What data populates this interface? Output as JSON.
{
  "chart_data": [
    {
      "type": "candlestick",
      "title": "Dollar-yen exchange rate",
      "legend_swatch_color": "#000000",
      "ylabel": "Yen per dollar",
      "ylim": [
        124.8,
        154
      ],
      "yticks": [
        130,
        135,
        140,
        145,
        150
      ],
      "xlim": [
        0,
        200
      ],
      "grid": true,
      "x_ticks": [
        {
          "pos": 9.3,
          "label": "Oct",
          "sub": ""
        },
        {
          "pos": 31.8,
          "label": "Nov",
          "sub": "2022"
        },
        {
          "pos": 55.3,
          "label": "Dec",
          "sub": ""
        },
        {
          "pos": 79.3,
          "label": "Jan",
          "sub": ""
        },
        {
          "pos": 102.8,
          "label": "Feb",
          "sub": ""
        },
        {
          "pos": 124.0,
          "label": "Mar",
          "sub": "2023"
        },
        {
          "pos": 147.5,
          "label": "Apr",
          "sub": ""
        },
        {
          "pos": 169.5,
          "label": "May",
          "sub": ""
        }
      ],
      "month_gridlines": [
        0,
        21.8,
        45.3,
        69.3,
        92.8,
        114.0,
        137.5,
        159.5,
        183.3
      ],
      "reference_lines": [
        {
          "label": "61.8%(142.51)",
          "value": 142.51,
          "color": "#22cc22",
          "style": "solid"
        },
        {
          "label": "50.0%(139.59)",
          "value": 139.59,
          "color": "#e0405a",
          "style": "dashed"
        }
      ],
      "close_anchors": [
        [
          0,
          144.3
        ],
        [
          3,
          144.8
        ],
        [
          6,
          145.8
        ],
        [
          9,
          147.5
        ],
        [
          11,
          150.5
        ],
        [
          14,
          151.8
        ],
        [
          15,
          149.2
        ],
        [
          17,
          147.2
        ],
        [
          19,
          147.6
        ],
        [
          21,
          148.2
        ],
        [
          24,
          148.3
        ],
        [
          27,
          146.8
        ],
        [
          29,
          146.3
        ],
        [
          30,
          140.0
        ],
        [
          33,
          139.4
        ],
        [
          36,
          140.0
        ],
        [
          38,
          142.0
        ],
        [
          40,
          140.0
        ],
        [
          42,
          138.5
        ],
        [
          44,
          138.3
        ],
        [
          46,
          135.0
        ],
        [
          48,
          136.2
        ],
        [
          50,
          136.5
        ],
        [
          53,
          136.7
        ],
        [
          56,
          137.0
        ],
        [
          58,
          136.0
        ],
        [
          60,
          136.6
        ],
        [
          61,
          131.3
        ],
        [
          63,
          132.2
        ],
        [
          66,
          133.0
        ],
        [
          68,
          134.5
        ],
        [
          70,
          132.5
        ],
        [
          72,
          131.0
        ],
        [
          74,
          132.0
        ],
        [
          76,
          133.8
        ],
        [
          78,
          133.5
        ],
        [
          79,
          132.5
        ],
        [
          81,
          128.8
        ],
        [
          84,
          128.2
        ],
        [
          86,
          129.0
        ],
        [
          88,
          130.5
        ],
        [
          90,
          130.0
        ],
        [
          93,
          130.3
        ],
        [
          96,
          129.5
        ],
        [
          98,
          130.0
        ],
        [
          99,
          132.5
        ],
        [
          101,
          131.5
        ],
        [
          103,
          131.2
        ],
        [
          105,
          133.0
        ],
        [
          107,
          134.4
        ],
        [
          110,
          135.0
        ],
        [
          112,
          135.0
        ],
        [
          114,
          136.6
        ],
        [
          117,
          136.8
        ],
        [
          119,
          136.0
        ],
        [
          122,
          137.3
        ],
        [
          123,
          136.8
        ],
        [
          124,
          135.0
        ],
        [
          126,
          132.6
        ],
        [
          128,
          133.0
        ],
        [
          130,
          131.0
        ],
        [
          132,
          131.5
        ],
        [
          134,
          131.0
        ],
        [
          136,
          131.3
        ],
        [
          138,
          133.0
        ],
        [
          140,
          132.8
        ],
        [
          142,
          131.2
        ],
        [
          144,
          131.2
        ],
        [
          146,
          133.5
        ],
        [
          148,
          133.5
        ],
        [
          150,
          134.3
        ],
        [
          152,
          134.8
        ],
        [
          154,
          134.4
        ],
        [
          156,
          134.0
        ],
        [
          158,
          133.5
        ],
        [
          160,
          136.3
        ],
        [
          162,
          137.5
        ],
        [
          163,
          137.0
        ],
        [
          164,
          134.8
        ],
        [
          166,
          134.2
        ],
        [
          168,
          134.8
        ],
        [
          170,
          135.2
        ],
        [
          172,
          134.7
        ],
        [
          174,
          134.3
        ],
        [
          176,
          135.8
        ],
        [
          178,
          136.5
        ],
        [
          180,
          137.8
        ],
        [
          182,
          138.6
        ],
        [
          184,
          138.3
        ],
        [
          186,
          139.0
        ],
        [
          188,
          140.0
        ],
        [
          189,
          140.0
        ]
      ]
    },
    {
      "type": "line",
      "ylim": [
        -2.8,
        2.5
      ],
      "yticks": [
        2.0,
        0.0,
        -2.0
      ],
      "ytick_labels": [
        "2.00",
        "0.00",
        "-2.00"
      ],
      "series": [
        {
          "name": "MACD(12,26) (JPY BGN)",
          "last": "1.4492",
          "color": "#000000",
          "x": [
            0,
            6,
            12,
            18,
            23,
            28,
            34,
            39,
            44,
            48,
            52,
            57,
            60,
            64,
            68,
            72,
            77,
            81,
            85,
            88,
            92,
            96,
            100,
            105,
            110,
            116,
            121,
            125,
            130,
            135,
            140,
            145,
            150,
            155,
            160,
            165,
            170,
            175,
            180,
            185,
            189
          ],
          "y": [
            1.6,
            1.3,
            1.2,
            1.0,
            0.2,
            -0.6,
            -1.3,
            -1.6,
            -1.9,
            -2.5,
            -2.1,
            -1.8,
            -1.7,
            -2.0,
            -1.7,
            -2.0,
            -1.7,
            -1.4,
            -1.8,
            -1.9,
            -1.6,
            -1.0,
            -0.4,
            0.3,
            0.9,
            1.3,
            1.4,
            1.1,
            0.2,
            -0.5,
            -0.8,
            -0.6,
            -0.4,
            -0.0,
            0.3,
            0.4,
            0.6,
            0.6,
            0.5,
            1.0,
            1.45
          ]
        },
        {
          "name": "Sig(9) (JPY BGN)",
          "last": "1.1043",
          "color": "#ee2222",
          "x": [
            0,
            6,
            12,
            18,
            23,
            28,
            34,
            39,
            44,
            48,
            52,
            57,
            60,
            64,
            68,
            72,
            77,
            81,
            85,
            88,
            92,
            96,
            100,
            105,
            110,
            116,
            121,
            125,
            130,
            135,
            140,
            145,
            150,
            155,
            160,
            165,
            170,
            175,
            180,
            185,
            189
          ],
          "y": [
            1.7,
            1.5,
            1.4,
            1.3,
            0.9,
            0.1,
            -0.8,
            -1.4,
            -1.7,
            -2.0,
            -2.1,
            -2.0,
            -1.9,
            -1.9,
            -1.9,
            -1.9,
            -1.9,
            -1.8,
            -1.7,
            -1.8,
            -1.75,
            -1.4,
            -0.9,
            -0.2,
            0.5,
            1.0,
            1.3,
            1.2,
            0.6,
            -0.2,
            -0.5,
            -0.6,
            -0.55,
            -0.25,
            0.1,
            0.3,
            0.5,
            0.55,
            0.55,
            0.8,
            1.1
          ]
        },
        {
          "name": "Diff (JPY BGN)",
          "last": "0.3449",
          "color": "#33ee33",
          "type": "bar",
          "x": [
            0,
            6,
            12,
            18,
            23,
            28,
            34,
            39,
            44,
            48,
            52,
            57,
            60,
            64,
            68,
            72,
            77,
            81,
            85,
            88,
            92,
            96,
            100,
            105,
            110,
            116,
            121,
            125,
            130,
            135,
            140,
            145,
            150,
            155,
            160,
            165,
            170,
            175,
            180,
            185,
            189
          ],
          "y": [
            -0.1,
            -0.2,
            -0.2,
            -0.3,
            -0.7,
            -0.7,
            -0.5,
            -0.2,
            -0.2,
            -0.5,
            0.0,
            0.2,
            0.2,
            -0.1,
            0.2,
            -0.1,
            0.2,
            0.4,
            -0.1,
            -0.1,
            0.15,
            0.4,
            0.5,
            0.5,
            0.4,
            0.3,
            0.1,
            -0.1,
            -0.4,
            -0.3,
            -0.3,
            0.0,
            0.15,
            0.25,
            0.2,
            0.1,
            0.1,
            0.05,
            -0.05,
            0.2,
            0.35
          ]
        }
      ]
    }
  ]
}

BRIEF: List the lines that contain the word "name".

FULL SOLUTION:
          "name": "MACD(12,26) (JPY BGN)",
          "name": "Sig(9) (JPY BGN)",
          "name": "Diff (JPY BGN)",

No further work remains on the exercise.